**INPUT FOR THIS TASK**
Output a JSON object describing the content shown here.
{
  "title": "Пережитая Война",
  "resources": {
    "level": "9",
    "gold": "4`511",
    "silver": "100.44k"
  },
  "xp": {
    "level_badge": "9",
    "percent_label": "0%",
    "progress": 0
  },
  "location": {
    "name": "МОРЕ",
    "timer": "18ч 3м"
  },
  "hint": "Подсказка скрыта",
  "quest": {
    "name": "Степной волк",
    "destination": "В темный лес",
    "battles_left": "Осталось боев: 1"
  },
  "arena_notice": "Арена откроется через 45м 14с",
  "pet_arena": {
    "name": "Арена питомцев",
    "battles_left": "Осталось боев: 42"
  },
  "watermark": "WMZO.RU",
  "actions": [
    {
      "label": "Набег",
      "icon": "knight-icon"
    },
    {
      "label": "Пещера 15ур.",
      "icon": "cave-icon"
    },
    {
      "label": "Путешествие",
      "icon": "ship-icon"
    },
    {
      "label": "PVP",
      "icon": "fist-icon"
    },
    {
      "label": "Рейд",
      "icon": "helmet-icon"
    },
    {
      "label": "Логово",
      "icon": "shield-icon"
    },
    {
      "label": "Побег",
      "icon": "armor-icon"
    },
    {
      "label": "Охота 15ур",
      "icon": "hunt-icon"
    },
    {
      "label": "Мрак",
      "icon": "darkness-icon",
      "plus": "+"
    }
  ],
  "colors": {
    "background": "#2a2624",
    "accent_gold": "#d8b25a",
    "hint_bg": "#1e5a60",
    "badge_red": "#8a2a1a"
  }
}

**TASK OBJECTIVE**
Using the records above, copy every line that has the word "name" in it.

**THE RESULT**
    "name": "МОРЕ",
    "name": "Степной волк",
    "name": "Арена питомцев",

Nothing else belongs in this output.